Task goal
Set down every entry word for word. Omit the pictures.

Dataset rows about figures
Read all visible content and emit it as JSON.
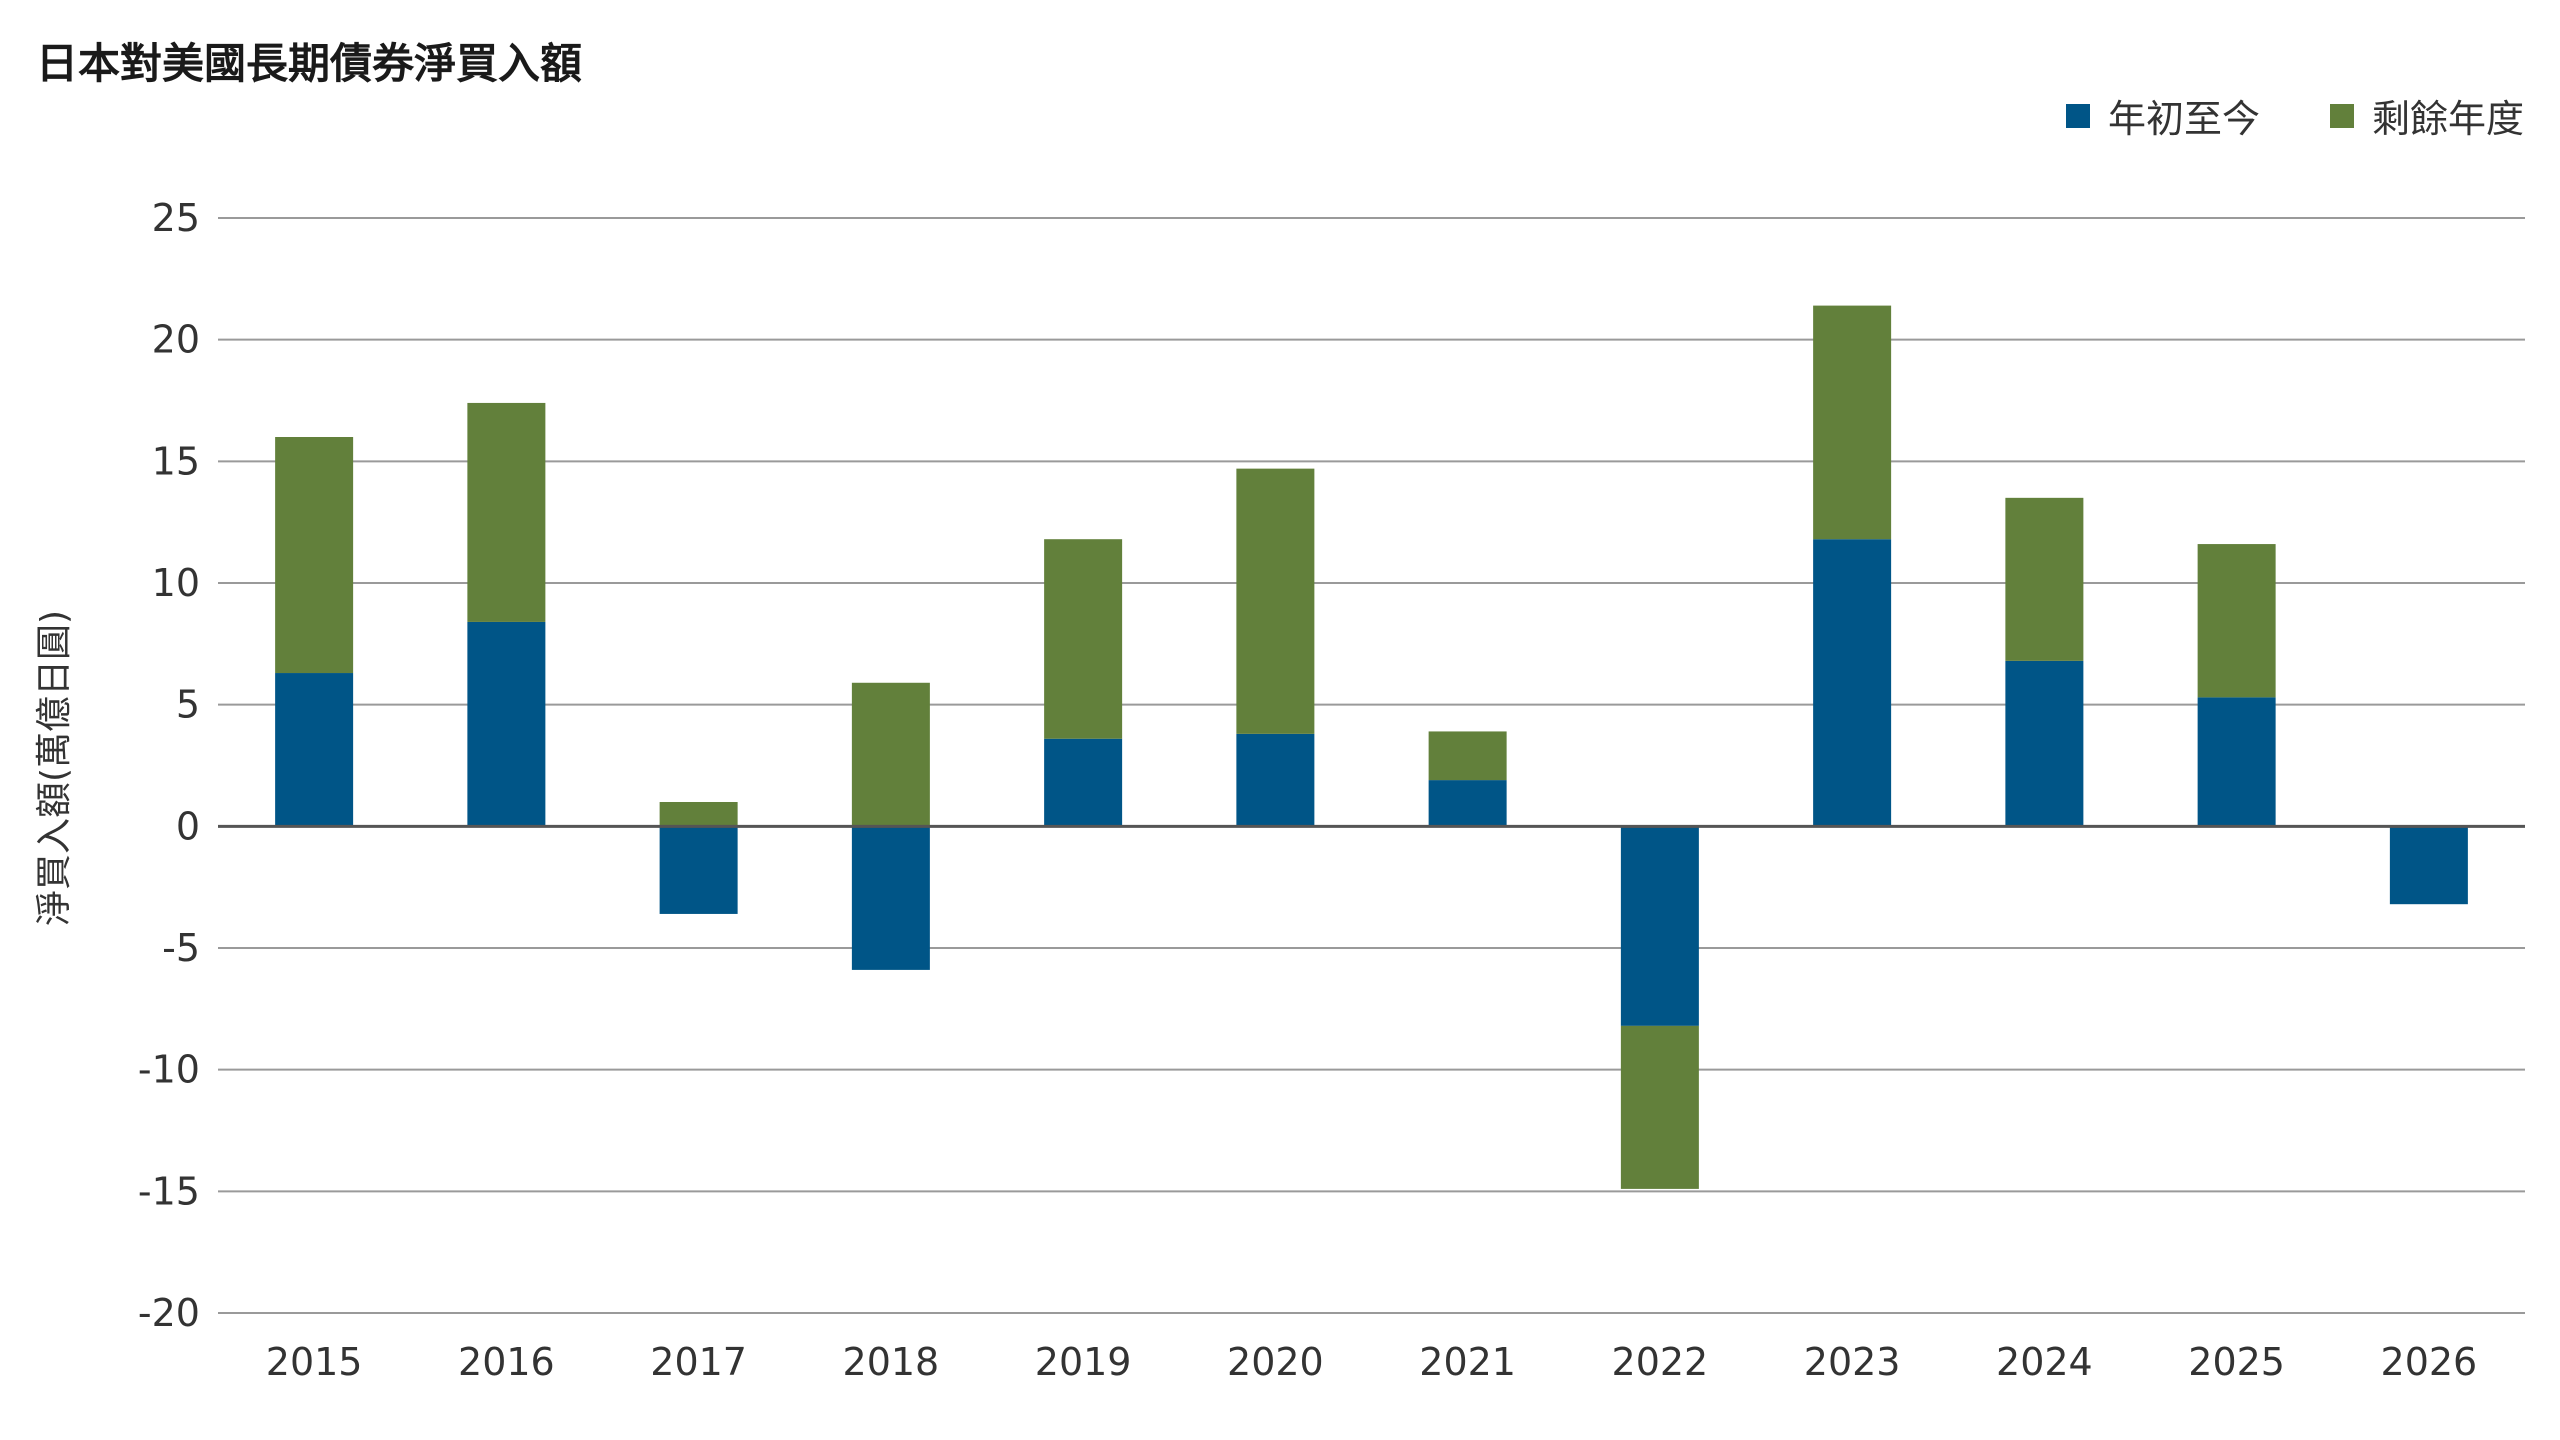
{
  "chart_data": {
    "type": "bar",
    "stacked": true,
    "title": "日本對美國長期債券淨買入額",
    "ylabel": "淨買入額(萬億日圓)",
    "xlabel": "",
    "categories": [
      "2015",
      "2016",
      "2017",
      "2018",
      "2019",
      "2020",
      "2021",
      "2022",
      "2023",
      "2024",
      "2025",
      "2026"
    ],
    "ylim": [
      -20,
      25
    ],
    "yticks": [
      "25",
      "20",
      "15",
      "10",
      "5",
      "0",
      "-5",
      "-10",
      "-15",
      "-20"
    ],
    "grid": true,
    "legend_position": "top-right",
    "series": [
      {
        "name": "年初至今",
        "color": "#005587",
        "values": [
          6.3,
          8.4,
          -3.6,
          -5.9,
          3.6,
          3.8,
          1.9,
          -8.2,
          11.8,
          6.8,
          5.3,
          -3.2
        ]
      },
      {
        "name": "剩餘年度",
        "color": "#62803b",
        "values": [
          9.7,
          9.0,
          1.0,
          5.9,
          8.2,
          10.9,
          2.0,
          -6.7,
          9.6,
          6.7,
          6.3,
          0
        ]
      }
    ]
  }
}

Reply
Read all visible content and emit it as JSON.
{
  "chart_data": {
    "type": "bar",
    "stacked": true,
    "title": "日本對美國長期債券淨買入額",
    "ylabel": "淨買入額(萬億日圓)",
    "xlabel": "",
    "categories": [
      "2015",
      "2016",
      "2017",
      "2018",
      "2019",
      "2020",
      "2021",
      "2022",
      "2023",
      "2024",
      "2025",
      "2026"
    ],
    "ylim": [
      -20,
      25
    ],
    "yticks": [
      "25",
      "20",
      "15",
      "10",
      "5",
      "0",
      "-5",
      "-10",
      "-15",
      "-20"
    ],
    "grid": true,
    "legend_position": "top-right",
    "series": [
      {
        "name": "年初至今",
        "color": "#005587",
        "values": [
          6.3,
          8.4,
          -3.6,
          -5.9,
          3.6,
          3.8,
          1.9,
          -8.2,
          11.8,
          6.8,
          5.3,
          -3.2
        ]
      },
      {
        "name": "剩餘年度",
        "color": "#62803b",
        "values": [
          9.7,
          9.0,
          1.0,
          5.9,
          8.2,
          10.9,
          2.0,
          -6.7,
          9.6,
          6.7,
          6.3,
          0
        ]
      }
    ]
  }
}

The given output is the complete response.